Task goal: Your task is to copy the listing exactly. Drop any pictures from the copy.
[start]
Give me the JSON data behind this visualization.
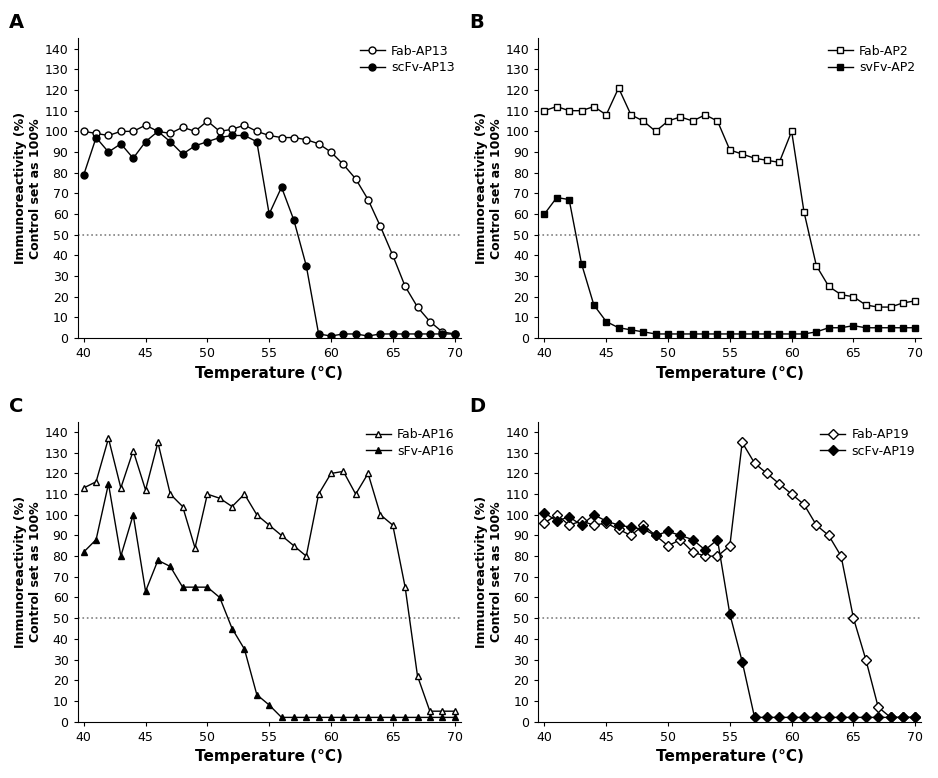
{
  "panel_A": {
    "label": "A",
    "legend1": "Fab-AP13",
    "legend2": "scFv-AP13",
    "open_x": [
      40,
      41,
      42,
      43,
      44,
      45,
      46,
      47,
      48,
      49,
      50,
      51,
      52,
      53,
      54,
      55,
      56,
      57,
      58,
      59,
      60,
      61,
      62,
      63,
      64,
      65,
      66,
      67,
      68,
      69,
      70
    ],
    "open_y": [
      100,
      99,
      98,
      100,
      100,
      103,
      100,
      99,
      102,
      100,
      105,
      100,
      101,
      103,
      100,
      98,
      97,
      97,
      96,
      94,
      90,
      84,
      77,
      67,
      54,
      40,
      25,
      15,
      8,
      3,
      2
    ],
    "filled_x": [
      40,
      41,
      42,
      43,
      44,
      45,
      46,
      47,
      48,
      49,
      50,
      51,
      52,
      53,
      54,
      55,
      56,
      57,
      58,
      59,
      60,
      61,
      62,
      63,
      64,
      65,
      66,
      67,
      68,
      69,
      70
    ],
    "filled_y": [
      79,
      97,
      90,
      94,
      87,
      95,
      100,
      95,
      89,
      93,
      95,
      97,
      98,
      98,
      95,
      60,
      73,
      57,
      35,
      2,
      1,
      2,
      2,
      1,
      2,
      2,
      2,
      2,
      2,
      2,
      2
    ]
  },
  "panel_B": {
    "label": "B",
    "legend1": "Fab-AP2",
    "legend2": "svFv-AP2",
    "open_x": [
      40,
      41,
      42,
      43,
      44,
      45,
      46,
      47,
      48,
      49,
      50,
      51,
      52,
      53,
      54,
      55,
      56,
      57,
      58,
      59,
      60,
      61,
      62,
      63,
      64,
      65,
      66,
      67,
      68,
      69,
      70
    ],
    "open_y": [
      110,
      112,
      110,
      110,
      112,
      108,
      121,
      108,
      105,
      100,
      105,
      107,
      105,
      108,
      105,
      91,
      89,
      87,
      86,
      85,
      100,
      61,
      35,
      25,
      21,
      20,
      16,
      15,
      15,
      17,
      18
    ],
    "filled_x": [
      40,
      41,
      42,
      43,
      44,
      45,
      46,
      47,
      48,
      49,
      50,
      51,
      52,
      53,
      54,
      55,
      56,
      57,
      58,
      59,
      60,
      61,
      62,
      63,
      64,
      65,
      66,
      67,
      68,
      69,
      70
    ],
    "filled_y": [
      60,
      68,
      67,
      36,
      16,
      8,
      5,
      4,
      3,
      2,
      2,
      2,
      2,
      2,
      2,
      2,
      2,
      2,
      2,
      2,
      2,
      2,
      3,
      5,
      5,
      6,
      5,
      5,
      5,
      5,
      5
    ]
  },
  "panel_C": {
    "label": "C",
    "legend1": "Fab-AP16",
    "legend2": "sFv-AP16",
    "open_x": [
      40,
      41,
      42,
      43,
      44,
      45,
      46,
      47,
      48,
      49,
      50,
      51,
      52,
      53,
      54,
      55,
      56,
      57,
      58,
      59,
      60,
      61,
      62,
      63,
      64,
      65,
      66,
      67,
      68,
      69,
      70
    ],
    "open_y": [
      113,
      116,
      137,
      113,
      131,
      112,
      135,
      110,
      104,
      84,
      110,
      108,
      104,
      110,
      100,
      95,
      90,
      85,
      80,
      110,
      120,
      121,
      110,
      120,
      100,
      95,
      65,
      22,
      5,
      5,
      5
    ],
    "filled_x": [
      40,
      41,
      42,
      43,
      44,
      45,
      46,
      47,
      48,
      49,
      50,
      51,
      52,
      53,
      54,
      55,
      56,
      57,
      58,
      59,
      60,
      61,
      62,
      63,
      64,
      65,
      66,
      67,
      68,
      69,
      70
    ],
    "filled_y": [
      82,
      88,
      115,
      80,
      100,
      63,
      78,
      75,
      65,
      65,
      65,
      60,
      45,
      35,
      13,
      8,
      2,
      2,
      2,
      2,
      2,
      2,
      2,
      2,
      2,
      2,
      2,
      2,
      2,
      2,
      2
    ]
  },
  "panel_D": {
    "label": "D",
    "legend1": "Fab-AP19",
    "legend2": "scFv-AP19",
    "open_x": [
      40,
      41,
      42,
      43,
      44,
      45,
      46,
      47,
      48,
      49,
      50,
      51,
      52,
      53,
      54,
      55,
      56,
      57,
      58,
      59,
      60,
      61,
      62,
      63,
      64,
      65,
      66,
      67,
      68,
      69,
      70
    ],
    "open_y": [
      96,
      100,
      95,
      97,
      95,
      96,
      93,
      90,
      95,
      90,
      85,
      88,
      82,
      80,
      80,
      85,
      135,
      125,
      120,
      115,
      110,
      105,
      95,
      90,
      80,
      50,
      30,
      7,
      2,
      2,
      2
    ],
    "filled_x": [
      40,
      41,
      42,
      43,
      44,
      45,
      46,
      47,
      48,
      49,
      50,
      51,
      52,
      53,
      54,
      55,
      56,
      57,
      58,
      59,
      60,
      61,
      62,
      63,
      64,
      65,
      66,
      67,
      68,
      69,
      70
    ],
    "filled_y": [
      101,
      97,
      99,
      95,
      100,
      97,
      95,
      94,
      93,
      90,
      92,
      90,
      88,
      83,
      88,
      52,
      29,
      2,
      2,
      2,
      2,
      2,
      2,
      2,
      2,
      2,
      2,
      2,
      2,
      2,
      2
    ]
  },
  "xlim": [
    39.5,
    70.5
  ],
  "ylim": [
    0,
    145
  ],
  "yticks": [
    0,
    10,
    20,
    30,
    40,
    50,
    60,
    70,
    80,
    90,
    100,
    110,
    120,
    130,
    140
  ],
  "xticks": [
    40,
    45,
    50,
    55,
    60,
    65,
    70
  ],
  "dotted_y": 50,
  "xlabel": "Temperature (°C)",
  "ylabel": "Immunoreactivity (%)\nControl set as 100%",
  "marker_size": 5,
  "line_width": 1.0
}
[end]
Full response:
Give me the JSON data behind this visualization.
{
  "panel_A": {
    "label": "A",
    "legend1": "Fab-AP13",
    "legend2": "scFv-AP13",
    "open_x": [
      40,
      41,
      42,
      43,
      44,
      45,
      46,
      47,
      48,
      49,
      50,
      51,
      52,
      53,
      54,
      55,
      56,
      57,
      58,
      59,
      60,
      61,
      62,
      63,
      64,
      65,
      66,
      67,
      68,
      69,
      70
    ],
    "open_y": [
      100,
      99,
      98,
      100,
      100,
      103,
      100,
      99,
      102,
      100,
      105,
      100,
      101,
      103,
      100,
      98,
      97,
      97,
      96,
      94,
      90,
      84,
      77,
      67,
      54,
      40,
      25,
      15,
      8,
      3,
      2
    ],
    "filled_x": [
      40,
      41,
      42,
      43,
      44,
      45,
      46,
      47,
      48,
      49,
      50,
      51,
      52,
      53,
      54,
      55,
      56,
      57,
      58,
      59,
      60,
      61,
      62,
      63,
      64,
      65,
      66,
      67,
      68,
      69,
      70
    ],
    "filled_y": [
      79,
      97,
      90,
      94,
      87,
      95,
      100,
      95,
      89,
      93,
      95,
      97,
      98,
      98,
      95,
      60,
      73,
      57,
      35,
      2,
      1,
      2,
      2,
      1,
      2,
      2,
      2,
      2,
      2,
      2,
      2
    ]
  },
  "panel_B": {
    "label": "B",
    "legend1": "Fab-AP2",
    "legend2": "svFv-AP2",
    "open_x": [
      40,
      41,
      42,
      43,
      44,
      45,
      46,
      47,
      48,
      49,
      50,
      51,
      52,
      53,
      54,
      55,
      56,
      57,
      58,
      59,
      60,
      61,
      62,
      63,
      64,
      65,
      66,
      67,
      68,
      69,
      70
    ],
    "open_y": [
      110,
      112,
      110,
      110,
      112,
      108,
      121,
      108,
      105,
      100,
      105,
      107,
      105,
      108,
      105,
      91,
      89,
      87,
      86,
      85,
      100,
      61,
      35,
      25,
      21,
      20,
      16,
      15,
      15,
      17,
      18
    ],
    "filled_x": [
      40,
      41,
      42,
      43,
      44,
      45,
      46,
      47,
      48,
      49,
      50,
      51,
      52,
      53,
      54,
      55,
      56,
      57,
      58,
      59,
      60,
      61,
      62,
      63,
      64,
      65,
      66,
      67,
      68,
      69,
      70
    ],
    "filled_y": [
      60,
      68,
      67,
      36,
      16,
      8,
      5,
      4,
      3,
      2,
      2,
      2,
      2,
      2,
      2,
      2,
      2,
      2,
      2,
      2,
      2,
      2,
      3,
      5,
      5,
      6,
      5,
      5,
      5,
      5,
      5
    ]
  },
  "panel_C": {
    "label": "C",
    "legend1": "Fab-AP16",
    "legend2": "sFv-AP16",
    "open_x": [
      40,
      41,
      42,
      43,
      44,
      45,
      46,
      47,
      48,
      49,
      50,
      51,
      52,
      53,
      54,
      55,
      56,
      57,
      58,
      59,
      60,
      61,
      62,
      63,
      64,
      65,
      66,
      67,
      68,
      69,
      70
    ],
    "open_y": [
      113,
      116,
      137,
      113,
      131,
      112,
      135,
      110,
      104,
      84,
      110,
      108,
      104,
      110,
      100,
      95,
      90,
      85,
      80,
      110,
      120,
      121,
      110,
      120,
      100,
      95,
      65,
      22,
      5,
      5,
      5
    ],
    "filled_x": [
      40,
      41,
      42,
      43,
      44,
      45,
      46,
      47,
      48,
      49,
      50,
      51,
      52,
      53,
      54,
      55,
      56,
      57,
      58,
      59,
      60,
      61,
      62,
      63,
      64,
      65,
      66,
      67,
      68,
      69,
      70
    ],
    "filled_y": [
      82,
      88,
      115,
      80,
      100,
      63,
      78,
      75,
      65,
      65,
      65,
      60,
      45,
      35,
      13,
      8,
      2,
      2,
      2,
      2,
      2,
      2,
      2,
      2,
      2,
      2,
      2,
      2,
      2,
      2,
      2
    ]
  },
  "panel_D": {
    "label": "D",
    "legend1": "Fab-AP19",
    "legend2": "scFv-AP19",
    "open_x": [
      40,
      41,
      42,
      43,
      44,
      45,
      46,
      47,
      48,
      49,
      50,
      51,
      52,
      53,
      54,
      55,
      56,
      57,
      58,
      59,
      60,
      61,
      62,
      63,
      64,
      65,
      66,
      67,
      68,
      69,
      70
    ],
    "open_y": [
      96,
      100,
      95,
      97,
      95,
      96,
      93,
      90,
      95,
      90,
      85,
      88,
      82,
      80,
      80,
      85,
      135,
      125,
      120,
      115,
      110,
      105,
      95,
      90,
      80,
      50,
      30,
      7,
      2,
      2,
      2
    ],
    "filled_x": [
      40,
      41,
      42,
      43,
      44,
      45,
      46,
      47,
      48,
      49,
      50,
      51,
      52,
      53,
      54,
      55,
      56,
      57,
      58,
      59,
      60,
      61,
      62,
      63,
      64,
      65,
      66,
      67,
      68,
      69,
      70
    ],
    "filled_y": [
      101,
      97,
      99,
      95,
      100,
      97,
      95,
      94,
      93,
      90,
      92,
      90,
      88,
      83,
      88,
      52,
      29,
      2,
      2,
      2,
      2,
      2,
      2,
      2,
      2,
      2,
      2,
      2,
      2,
      2,
      2
    ]
  },
  "xlim": [
    39.5,
    70.5
  ],
  "ylim": [
    0,
    145
  ],
  "yticks": [
    0,
    10,
    20,
    30,
    40,
    50,
    60,
    70,
    80,
    90,
    100,
    110,
    120,
    130,
    140
  ],
  "xticks": [
    40,
    45,
    50,
    55,
    60,
    65,
    70
  ],
  "dotted_y": 50,
  "xlabel": "Temperature (°C)",
  "ylabel": "Immunoreactivity (%)\nControl set as 100%",
  "marker_size": 5,
  "line_width": 1.0
}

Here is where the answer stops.